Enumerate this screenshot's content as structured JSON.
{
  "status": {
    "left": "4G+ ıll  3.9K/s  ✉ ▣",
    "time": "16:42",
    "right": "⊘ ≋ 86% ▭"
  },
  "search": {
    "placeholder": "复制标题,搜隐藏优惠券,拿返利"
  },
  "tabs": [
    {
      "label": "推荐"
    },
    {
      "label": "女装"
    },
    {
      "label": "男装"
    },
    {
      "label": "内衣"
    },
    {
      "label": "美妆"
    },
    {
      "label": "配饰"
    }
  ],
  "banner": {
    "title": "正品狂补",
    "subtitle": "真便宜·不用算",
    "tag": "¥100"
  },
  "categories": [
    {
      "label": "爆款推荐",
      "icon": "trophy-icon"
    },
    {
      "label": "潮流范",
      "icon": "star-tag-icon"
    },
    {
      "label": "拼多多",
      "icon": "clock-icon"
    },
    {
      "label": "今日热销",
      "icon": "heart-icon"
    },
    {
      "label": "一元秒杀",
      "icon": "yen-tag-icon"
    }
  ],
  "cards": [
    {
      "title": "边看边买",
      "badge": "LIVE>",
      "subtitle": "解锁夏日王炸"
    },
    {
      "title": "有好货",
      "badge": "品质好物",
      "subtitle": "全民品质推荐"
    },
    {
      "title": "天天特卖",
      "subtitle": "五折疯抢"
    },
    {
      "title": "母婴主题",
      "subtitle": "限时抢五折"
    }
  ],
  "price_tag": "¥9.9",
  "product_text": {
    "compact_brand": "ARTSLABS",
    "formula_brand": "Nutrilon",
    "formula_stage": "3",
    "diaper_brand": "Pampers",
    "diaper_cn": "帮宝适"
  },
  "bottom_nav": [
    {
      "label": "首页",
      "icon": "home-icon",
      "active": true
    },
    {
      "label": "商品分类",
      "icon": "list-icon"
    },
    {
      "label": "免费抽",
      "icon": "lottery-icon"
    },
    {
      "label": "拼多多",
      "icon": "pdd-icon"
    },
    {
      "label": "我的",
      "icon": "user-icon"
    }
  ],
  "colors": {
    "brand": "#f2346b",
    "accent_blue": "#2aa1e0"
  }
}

> The request: Write the material out exactly, with nothing left out.

> Solution to the exercise:
Enumerate this screenshot's content as structured JSON.
{
  "status": {
    "left": "4G+ ıll  3.9K/s  ✉ ▣",
    "time": "16:42",
    "right": "⊘ ≋ 86% ▭"
  },
  "search": {
    "placeholder": "复制标题,搜隐藏优惠券,拿返利"
  },
  "tabs": [
    {
      "label": "推荐"
    },
    {
      "label": "女装"
    },
    {
      "label": "男装"
    },
    {
      "label": "内衣"
    },
    {
      "label": "美妆"
    },
    {
      "label": "配饰"
    }
  ],
  "banner": {
    "title": "正品狂补",
    "subtitle": "真便宜·不用算",
    "tag": "¥100"
  },
  "categories": [
    {
      "label": "爆款推荐",
      "icon": "trophy-icon"
    },
    {
      "label": "潮流范",
      "icon": "star-tag-icon"
    },
    {
      "label": "拼多多",
      "icon": "clock-icon"
    },
    {
      "label": "今日热销",
      "icon": "heart-icon"
    },
    {
      "label": "一元秒杀",
      "icon": "yen-tag-icon"
    }
  ],
  "cards": [
    {
      "title": "边看边买",
      "badge": "LIVE>",
      "subtitle": "解锁夏日王炸"
    },
    {
      "title": "有好货",
      "badge": "品质好物",
      "subtitle": "全民品质推荐"
    },
    {
      "title": "天天特卖",
      "subtitle": "五折疯抢"
    },
    {
      "title": "母婴主题",
      "subtitle": "限时抢五折"
    }
  ],
  "price_tag": "¥9.9",
  "product_text": {
    "compact_brand": "ARTSLABS",
    "formula_brand": "Nutrilon",
    "formula_stage": "3",
    "diaper_brand": "Pampers",
    "diaper_cn": "帮宝适"
  },
  "bottom_nav": [
    {
      "label": "首页",
      "icon": "home-icon",
      "active": true
    },
    {
      "label": "商品分类",
      "icon": "list-icon"
    },
    {
      "label": "免费抽",
      "icon": "lottery-icon"
    },
    {
      "label": "拼多多",
      "icon": "pdd-icon"
    },
    {
      "label": "我的",
      "icon": "user-icon"
    }
  ],
  "colors": {
    "brand": "#f2346b",
    "accent_blue": "#2aa1e0"
  }
}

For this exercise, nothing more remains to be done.